*WHAT NEEDS TO BE DONE:*
Show only lines that include "Withdraw".

*STORED DATA:*
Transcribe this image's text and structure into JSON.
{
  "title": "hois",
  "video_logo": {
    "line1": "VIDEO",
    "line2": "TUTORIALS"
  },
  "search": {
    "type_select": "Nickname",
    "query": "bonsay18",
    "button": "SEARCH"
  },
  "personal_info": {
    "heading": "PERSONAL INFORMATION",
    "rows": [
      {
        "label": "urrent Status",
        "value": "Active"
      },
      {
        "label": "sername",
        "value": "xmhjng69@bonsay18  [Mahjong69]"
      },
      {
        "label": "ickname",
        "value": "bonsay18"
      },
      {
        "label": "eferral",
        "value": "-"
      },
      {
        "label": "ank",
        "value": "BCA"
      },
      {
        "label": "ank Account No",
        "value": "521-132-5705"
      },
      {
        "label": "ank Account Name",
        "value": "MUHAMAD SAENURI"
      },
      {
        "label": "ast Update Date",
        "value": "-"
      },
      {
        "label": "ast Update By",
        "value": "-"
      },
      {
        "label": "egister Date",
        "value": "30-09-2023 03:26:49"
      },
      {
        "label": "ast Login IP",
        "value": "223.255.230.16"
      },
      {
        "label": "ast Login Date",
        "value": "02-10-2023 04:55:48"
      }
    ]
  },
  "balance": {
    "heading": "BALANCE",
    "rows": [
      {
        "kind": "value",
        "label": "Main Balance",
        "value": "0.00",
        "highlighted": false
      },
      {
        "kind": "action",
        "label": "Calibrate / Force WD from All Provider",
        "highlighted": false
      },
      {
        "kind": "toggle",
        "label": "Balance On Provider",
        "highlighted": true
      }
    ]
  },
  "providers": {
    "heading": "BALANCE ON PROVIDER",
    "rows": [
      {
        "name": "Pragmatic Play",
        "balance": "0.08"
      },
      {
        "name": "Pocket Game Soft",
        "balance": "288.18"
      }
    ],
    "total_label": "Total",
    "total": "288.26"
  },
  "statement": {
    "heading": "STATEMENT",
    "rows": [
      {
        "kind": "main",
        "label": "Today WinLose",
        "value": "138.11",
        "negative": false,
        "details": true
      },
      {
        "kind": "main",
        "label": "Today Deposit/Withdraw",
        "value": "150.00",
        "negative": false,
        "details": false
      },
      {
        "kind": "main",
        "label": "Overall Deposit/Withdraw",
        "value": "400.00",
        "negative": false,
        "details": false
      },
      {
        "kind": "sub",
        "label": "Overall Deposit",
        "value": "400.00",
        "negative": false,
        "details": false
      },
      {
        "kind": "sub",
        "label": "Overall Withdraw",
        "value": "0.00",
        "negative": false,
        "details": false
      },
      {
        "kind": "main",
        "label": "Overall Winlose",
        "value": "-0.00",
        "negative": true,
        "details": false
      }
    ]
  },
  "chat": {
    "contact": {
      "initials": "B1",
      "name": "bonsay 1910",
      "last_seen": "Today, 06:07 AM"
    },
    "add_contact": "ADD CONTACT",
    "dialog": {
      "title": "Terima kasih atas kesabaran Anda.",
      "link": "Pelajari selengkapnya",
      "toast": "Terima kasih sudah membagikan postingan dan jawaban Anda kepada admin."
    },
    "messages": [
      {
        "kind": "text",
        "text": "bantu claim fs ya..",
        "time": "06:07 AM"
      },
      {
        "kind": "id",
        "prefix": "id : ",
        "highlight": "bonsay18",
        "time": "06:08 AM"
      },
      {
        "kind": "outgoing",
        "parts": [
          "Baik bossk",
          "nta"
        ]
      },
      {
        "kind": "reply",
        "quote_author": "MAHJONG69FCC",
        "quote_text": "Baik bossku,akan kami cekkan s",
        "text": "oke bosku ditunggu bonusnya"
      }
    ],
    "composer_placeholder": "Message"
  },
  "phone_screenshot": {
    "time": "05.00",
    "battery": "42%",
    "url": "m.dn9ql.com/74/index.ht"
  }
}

*ANSWER FOR THIS EXERCISE:*
        "label": "Today Deposit/Withdraw",
        "label": "Overall Deposit/Withdraw",
        "label": "Overall Withdraw",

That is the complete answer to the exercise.